Records about charts and figures

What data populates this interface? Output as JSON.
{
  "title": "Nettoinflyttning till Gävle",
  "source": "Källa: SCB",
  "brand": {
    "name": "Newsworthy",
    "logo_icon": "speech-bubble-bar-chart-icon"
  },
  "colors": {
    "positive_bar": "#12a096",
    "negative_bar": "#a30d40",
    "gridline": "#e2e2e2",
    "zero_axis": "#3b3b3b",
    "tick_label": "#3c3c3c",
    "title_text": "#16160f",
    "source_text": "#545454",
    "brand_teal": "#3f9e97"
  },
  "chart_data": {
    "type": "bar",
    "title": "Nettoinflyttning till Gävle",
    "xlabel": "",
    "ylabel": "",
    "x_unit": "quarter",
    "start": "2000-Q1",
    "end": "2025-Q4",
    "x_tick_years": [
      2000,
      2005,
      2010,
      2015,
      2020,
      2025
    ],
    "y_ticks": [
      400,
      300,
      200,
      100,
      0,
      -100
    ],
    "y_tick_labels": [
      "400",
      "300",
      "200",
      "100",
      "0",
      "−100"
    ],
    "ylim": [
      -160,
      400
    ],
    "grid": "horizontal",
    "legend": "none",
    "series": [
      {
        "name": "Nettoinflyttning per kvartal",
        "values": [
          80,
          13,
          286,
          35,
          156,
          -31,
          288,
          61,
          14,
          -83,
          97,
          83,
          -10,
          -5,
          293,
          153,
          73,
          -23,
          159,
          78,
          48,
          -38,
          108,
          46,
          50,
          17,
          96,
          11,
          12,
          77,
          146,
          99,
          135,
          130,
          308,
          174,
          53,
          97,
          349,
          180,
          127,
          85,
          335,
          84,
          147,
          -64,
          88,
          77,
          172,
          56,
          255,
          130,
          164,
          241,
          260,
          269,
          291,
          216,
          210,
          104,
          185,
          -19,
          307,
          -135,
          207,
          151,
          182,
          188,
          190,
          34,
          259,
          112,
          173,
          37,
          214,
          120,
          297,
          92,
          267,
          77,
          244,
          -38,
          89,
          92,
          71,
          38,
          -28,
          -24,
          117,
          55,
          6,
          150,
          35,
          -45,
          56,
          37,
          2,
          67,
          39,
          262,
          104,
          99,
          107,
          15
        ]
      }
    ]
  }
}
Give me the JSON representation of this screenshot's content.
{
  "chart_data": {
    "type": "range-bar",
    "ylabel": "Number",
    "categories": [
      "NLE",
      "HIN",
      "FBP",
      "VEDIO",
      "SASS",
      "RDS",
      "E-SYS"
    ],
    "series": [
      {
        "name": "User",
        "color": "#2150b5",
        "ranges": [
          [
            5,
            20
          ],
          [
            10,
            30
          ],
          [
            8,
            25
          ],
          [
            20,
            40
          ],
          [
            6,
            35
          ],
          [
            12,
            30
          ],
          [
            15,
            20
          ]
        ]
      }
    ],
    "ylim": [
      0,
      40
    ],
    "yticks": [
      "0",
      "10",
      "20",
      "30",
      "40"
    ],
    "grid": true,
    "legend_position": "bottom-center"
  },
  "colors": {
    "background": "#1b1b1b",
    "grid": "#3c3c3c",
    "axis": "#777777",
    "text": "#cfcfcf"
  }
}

> REQUEST: Report how many lines of the records above contain the word "JSON", and give only that number.

> OUTPUT OF THE EXERCISE: 2